** begin Material to process **

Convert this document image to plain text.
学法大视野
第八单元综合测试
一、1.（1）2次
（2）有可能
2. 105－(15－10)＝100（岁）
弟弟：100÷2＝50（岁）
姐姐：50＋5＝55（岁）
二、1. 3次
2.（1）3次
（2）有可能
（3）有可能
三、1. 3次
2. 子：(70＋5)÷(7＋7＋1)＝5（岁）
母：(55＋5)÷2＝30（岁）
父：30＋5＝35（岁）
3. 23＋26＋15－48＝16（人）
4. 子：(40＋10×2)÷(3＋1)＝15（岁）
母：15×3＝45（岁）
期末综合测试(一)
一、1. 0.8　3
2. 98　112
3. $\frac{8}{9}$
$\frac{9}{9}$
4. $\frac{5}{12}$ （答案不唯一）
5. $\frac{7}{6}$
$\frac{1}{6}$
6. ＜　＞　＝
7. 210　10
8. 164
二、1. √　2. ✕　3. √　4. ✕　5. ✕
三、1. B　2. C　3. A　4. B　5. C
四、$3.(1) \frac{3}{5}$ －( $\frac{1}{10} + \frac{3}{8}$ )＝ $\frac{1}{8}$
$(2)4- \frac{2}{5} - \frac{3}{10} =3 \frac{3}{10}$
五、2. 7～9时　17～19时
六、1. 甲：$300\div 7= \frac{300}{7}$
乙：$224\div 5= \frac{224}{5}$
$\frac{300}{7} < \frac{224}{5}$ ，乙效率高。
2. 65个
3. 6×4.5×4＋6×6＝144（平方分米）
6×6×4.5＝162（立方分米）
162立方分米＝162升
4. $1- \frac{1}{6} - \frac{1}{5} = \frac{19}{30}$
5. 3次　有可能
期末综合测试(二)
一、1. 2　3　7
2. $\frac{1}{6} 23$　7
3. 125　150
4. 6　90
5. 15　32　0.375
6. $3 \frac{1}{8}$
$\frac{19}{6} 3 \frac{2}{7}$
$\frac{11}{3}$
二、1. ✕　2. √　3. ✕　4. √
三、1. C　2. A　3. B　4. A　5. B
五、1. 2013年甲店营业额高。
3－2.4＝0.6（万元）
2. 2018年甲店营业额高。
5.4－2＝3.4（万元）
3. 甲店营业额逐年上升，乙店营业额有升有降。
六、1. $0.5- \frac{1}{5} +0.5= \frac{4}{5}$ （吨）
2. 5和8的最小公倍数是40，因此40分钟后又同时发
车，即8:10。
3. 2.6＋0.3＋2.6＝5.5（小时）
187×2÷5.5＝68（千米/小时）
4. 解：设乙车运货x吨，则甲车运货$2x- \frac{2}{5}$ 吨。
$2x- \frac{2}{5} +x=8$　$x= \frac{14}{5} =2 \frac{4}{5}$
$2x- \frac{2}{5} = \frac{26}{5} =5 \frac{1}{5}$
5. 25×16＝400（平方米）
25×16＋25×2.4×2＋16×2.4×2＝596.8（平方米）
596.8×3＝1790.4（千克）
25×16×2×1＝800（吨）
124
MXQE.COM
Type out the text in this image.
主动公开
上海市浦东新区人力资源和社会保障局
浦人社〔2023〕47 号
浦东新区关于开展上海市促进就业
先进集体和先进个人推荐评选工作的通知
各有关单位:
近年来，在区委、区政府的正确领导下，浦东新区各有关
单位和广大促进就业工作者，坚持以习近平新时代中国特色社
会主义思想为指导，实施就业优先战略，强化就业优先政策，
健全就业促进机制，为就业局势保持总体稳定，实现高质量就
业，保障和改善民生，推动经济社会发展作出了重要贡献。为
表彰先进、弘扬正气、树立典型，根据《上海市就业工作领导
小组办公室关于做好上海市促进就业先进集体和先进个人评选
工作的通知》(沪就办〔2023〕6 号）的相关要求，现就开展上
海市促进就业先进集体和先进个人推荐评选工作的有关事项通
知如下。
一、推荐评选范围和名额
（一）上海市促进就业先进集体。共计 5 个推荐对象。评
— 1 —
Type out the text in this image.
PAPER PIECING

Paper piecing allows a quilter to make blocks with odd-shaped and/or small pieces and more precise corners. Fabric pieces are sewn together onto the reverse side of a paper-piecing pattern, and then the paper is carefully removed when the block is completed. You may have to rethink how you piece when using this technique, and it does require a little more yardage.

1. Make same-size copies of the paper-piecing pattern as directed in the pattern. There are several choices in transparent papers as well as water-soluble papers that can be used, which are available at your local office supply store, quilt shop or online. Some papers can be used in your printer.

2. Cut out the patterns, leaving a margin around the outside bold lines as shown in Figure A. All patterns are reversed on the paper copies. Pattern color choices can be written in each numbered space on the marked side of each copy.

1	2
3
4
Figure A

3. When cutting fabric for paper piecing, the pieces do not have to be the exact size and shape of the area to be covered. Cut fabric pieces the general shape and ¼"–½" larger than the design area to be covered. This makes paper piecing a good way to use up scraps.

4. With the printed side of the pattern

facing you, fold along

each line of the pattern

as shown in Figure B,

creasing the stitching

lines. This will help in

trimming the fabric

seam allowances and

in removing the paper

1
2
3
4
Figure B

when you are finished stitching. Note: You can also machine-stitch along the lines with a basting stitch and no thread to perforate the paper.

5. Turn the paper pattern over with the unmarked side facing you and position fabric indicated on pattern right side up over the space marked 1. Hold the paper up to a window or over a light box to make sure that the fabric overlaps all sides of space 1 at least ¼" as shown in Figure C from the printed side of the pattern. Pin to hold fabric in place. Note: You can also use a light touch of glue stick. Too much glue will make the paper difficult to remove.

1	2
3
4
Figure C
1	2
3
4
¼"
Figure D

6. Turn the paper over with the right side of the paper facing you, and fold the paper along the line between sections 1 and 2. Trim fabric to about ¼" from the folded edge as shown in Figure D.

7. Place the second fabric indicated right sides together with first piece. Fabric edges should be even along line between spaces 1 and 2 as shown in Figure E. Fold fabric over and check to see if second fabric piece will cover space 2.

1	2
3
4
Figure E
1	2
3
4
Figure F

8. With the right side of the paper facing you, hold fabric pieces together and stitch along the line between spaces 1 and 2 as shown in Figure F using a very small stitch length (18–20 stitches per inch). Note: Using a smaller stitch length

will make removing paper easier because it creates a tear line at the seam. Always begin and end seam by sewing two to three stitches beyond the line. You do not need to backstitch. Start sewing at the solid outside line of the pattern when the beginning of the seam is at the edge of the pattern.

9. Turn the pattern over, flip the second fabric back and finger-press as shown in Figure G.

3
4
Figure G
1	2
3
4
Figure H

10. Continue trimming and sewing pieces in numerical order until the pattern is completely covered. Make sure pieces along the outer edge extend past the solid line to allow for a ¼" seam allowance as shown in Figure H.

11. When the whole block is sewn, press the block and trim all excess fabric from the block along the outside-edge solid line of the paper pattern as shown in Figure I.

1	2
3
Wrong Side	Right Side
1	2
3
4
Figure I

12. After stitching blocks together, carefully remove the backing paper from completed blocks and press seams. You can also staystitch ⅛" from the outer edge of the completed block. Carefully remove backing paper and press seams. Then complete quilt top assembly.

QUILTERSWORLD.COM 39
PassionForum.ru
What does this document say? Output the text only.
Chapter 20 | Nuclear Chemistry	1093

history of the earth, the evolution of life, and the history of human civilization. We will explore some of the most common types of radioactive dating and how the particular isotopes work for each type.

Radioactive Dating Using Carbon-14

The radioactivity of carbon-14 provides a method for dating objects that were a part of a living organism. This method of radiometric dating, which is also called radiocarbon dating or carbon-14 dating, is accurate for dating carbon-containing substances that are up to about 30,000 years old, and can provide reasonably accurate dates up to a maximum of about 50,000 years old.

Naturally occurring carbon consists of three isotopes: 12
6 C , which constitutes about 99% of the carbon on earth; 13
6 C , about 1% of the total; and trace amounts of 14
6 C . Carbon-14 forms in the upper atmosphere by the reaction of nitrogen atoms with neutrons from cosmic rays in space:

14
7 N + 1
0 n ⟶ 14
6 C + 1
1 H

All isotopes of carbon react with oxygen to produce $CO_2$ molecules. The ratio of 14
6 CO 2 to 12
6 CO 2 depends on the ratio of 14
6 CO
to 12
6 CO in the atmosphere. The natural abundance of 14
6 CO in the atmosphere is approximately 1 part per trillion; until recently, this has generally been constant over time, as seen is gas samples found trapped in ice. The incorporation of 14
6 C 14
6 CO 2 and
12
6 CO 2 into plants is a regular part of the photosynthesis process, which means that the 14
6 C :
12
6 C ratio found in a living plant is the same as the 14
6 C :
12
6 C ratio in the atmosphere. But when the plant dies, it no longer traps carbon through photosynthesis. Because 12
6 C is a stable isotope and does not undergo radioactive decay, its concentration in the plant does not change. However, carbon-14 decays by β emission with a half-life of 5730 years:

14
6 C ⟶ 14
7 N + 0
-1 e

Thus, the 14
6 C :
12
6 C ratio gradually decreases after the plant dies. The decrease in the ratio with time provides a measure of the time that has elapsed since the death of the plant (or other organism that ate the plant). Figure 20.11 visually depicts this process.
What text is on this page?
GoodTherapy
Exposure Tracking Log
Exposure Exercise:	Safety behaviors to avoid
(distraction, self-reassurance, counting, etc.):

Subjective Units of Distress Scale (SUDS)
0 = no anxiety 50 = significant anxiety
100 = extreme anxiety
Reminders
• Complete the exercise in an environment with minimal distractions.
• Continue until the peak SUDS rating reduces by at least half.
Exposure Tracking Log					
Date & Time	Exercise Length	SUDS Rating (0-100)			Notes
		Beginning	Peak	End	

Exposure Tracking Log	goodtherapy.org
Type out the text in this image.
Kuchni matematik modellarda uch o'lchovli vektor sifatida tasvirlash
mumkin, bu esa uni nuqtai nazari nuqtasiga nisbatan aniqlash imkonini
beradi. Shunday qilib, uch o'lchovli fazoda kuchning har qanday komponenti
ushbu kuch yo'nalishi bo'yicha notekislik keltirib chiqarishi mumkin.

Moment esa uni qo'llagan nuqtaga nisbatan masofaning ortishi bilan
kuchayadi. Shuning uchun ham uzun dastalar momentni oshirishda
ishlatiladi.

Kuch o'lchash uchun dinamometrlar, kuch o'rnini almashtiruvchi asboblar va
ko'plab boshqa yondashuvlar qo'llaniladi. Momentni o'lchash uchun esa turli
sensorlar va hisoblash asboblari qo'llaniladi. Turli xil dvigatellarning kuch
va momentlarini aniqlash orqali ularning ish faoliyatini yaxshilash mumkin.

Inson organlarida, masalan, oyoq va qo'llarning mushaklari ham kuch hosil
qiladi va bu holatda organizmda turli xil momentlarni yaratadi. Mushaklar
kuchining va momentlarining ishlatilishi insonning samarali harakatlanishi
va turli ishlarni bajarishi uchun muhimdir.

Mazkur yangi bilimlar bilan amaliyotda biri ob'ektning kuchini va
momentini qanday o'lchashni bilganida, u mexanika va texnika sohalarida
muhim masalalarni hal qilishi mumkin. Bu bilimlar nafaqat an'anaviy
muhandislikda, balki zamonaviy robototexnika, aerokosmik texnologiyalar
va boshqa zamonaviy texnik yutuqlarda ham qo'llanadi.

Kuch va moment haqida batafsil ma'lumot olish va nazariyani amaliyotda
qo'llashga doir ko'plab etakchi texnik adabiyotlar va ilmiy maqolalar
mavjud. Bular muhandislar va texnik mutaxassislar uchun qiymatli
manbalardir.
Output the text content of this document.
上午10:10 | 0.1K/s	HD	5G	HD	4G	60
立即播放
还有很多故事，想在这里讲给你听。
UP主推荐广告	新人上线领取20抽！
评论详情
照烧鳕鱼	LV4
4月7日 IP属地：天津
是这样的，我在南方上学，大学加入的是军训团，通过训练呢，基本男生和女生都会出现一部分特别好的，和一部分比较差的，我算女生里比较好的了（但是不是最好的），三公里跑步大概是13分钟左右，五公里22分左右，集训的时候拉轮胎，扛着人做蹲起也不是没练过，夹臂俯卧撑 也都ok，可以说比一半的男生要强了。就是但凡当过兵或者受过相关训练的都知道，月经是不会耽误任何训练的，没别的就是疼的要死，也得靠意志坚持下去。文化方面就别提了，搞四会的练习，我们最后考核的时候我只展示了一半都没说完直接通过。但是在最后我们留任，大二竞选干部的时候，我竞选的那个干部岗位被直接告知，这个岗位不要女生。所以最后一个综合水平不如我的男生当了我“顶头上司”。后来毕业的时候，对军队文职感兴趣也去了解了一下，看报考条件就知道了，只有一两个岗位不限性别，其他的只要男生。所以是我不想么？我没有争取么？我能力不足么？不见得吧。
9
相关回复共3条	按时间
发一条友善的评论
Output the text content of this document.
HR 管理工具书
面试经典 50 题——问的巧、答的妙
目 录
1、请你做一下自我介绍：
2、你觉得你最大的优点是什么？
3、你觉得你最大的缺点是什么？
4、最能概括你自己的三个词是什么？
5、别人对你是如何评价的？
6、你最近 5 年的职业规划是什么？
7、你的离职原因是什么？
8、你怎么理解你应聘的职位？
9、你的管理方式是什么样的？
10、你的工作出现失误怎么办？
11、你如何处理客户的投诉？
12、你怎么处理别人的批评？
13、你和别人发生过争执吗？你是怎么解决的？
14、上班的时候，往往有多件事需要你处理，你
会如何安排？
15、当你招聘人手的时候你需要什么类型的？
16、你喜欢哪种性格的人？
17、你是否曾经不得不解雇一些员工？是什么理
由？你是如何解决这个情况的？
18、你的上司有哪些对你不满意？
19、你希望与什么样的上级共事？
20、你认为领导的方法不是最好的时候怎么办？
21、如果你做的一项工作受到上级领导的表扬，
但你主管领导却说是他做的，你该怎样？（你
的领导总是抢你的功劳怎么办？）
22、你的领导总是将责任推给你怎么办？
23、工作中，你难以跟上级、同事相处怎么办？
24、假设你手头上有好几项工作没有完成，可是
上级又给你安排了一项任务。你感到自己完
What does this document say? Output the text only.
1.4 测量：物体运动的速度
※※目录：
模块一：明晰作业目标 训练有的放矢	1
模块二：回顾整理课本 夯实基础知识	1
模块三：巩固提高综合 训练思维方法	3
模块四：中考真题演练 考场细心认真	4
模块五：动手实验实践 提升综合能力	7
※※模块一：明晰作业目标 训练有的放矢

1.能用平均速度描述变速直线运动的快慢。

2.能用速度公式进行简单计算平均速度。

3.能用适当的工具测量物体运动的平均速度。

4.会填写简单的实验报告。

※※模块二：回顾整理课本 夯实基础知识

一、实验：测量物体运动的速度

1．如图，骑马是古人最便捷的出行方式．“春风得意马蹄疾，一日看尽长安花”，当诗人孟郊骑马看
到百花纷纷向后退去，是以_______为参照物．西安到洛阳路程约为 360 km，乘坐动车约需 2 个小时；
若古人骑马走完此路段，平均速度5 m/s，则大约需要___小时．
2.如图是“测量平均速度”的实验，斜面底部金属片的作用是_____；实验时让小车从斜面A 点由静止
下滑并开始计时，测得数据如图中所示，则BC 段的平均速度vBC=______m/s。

** end Material to process **

What this task involves:
Copy all the lines above that hold the string "least".

Response:
5. Turn the paper pattern over with the unmarked side facing you and position fabric indicated on pattern right side up over the space marked 1. Hold the paper up to a window or over a light box to make sure that the fabric overlaps all sides of space 1 at least ¼" as shown in Figure C from the printed side of the pattern. Pin to hold fabric in place. Note: You can also use a light touch of glue stick. Too much glue will make the paper difficult to remove.
• Continue until the peak SUDS rating reduces by at least half.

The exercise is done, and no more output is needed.